**AIM OF THE EXERCISE**
Output the records that follow exactly as they are written.

[SOURCE MATERIAL Boundary: Start]

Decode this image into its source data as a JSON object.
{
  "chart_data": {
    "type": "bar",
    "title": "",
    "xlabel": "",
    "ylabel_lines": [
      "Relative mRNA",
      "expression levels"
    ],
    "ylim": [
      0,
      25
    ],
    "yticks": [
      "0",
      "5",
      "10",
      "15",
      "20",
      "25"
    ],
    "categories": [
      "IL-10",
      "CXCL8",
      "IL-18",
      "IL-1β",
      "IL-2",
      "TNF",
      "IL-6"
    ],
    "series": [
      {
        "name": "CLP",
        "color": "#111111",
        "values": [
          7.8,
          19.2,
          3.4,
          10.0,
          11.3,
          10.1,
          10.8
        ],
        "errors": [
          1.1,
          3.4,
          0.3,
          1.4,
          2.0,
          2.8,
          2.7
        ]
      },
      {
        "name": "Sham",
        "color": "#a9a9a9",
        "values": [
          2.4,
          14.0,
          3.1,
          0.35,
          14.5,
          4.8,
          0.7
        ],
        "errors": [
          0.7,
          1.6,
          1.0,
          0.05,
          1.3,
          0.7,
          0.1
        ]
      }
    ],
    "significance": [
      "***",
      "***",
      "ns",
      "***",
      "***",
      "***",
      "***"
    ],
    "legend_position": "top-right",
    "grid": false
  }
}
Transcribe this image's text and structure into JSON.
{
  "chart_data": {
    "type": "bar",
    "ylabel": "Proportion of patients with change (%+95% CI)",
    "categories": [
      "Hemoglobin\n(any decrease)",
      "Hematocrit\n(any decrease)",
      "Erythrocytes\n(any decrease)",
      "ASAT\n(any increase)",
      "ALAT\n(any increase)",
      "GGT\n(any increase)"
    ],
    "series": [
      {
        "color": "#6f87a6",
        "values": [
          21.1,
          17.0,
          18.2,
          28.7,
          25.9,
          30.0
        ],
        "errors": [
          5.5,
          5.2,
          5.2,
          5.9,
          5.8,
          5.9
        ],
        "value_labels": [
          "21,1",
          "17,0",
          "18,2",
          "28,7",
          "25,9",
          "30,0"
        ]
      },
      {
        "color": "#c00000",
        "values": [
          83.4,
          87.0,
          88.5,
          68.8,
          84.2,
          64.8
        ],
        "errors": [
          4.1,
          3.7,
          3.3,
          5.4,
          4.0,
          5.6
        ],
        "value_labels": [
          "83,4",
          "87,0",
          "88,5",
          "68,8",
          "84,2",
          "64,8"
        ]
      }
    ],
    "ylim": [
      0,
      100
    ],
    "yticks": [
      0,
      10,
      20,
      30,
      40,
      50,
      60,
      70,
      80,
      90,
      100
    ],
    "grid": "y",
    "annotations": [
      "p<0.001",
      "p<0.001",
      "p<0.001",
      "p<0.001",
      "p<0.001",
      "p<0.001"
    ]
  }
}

[SOURCE MATERIAL Boundary: End]

**ANSWER AREA**
Decode this image into its source data as a JSON object.
{
  "chart_data": {
    "type": "bar",
    "title": "",
    "xlabel": "",
    "ylabel_lines": [
      "Relative mRNA",
      "expression levels"
    ],
    "ylim": [
      0,
      25
    ],
    "yticks": [
      "0",
      "5",
      "10",
      "15",
      "20",
      "25"
    ],
    "categories": [
      "IL-10",
      "CXCL8",
      "IL-18",
      "IL-1β",
      "IL-2",
      "TNF",
      "IL-6"
    ],
    "series": [
      {
        "name": "CLP",
        "color": "#111111",
        "values": [
          7.8,
          19.2,
          3.4,
          10.0,
          11.3,
          10.1,
          10.8
        ],
        "errors": [
          1.1,
          3.4,
          0.3,
          1.4,
          2.0,
          2.8,
          2.7
        ]
      },
      {
        "name": "Sham",
        "color": "#a9a9a9",
        "values": [
          2.4,
          14.0,
          3.1,
          0.35,
          14.5,
          4.8,
          0.7
        ],
        "errors": [
          0.7,
          1.6,
          1.0,
          0.05,
          1.3,
          0.7,
          0.1
        ]
      }
    ],
    "significance": [
      "***",
      "***",
      "ns",
      "***",
      "***",
      "***",
      "***"
    ],
    "legend_position": "top-right",
    "grid": false
  }
}
Transcribe this image's text and structure into JSON.
{
  "chart_data": {
    "type": "bar",
    "ylabel": "Proportion of patients with change (%+95% CI)",
    "categories": [
      "Hemoglobin\n(any decrease)",
      "Hematocrit\n(any decrease)",
      "Erythrocytes\n(any decrease)",
      "ASAT\n(any increase)",
      "ALAT\n(any increase)",
      "GGT\n(any increase)"
    ],
    "series": [
      {
        "color": "#6f87a6",
        "values": [
          21.1,
          17.0,
          18.2,
          28.7,
          25.9,
          30.0
        ],
        "errors": [
          5.5,
          5.2,
          5.2,
          5.9,
          5.8,
          5.9
        ],
        "value_labels": [
          "21,1",
          "17,0",
          "18,2",
          "28,7",
          "25,9",
          "30,0"
        ]
      },
      {
        "color": "#c00000",
        "values": [
          83.4,
          87.0,
          88.5,
          68.8,
          84.2,
          64.8
        ],
        "errors": [
          4.1,
          3.7,
          3.3,
          5.4,
          4.0,
          5.6
        ],
        "value_labels": [
          "83,4",
          "87,0",
          "88,5",
          "68,8",
          "84,2",
          "64,8"
        ]
      }
    ],
    "ylim": [
      0,
      100
    ],
    "yticks": [
      0,
      10,
      20,
      30,
      40,
      50,
      60,
      70,
      80,
      90,
      100
    ],
    "grid": "y",
    "annotations": [
      "p<0.001",
      "p<0.001",
      "p<0.001",
      "p<0.001",
      "p<0.001",
      "p<0.001"
    ]
  }
}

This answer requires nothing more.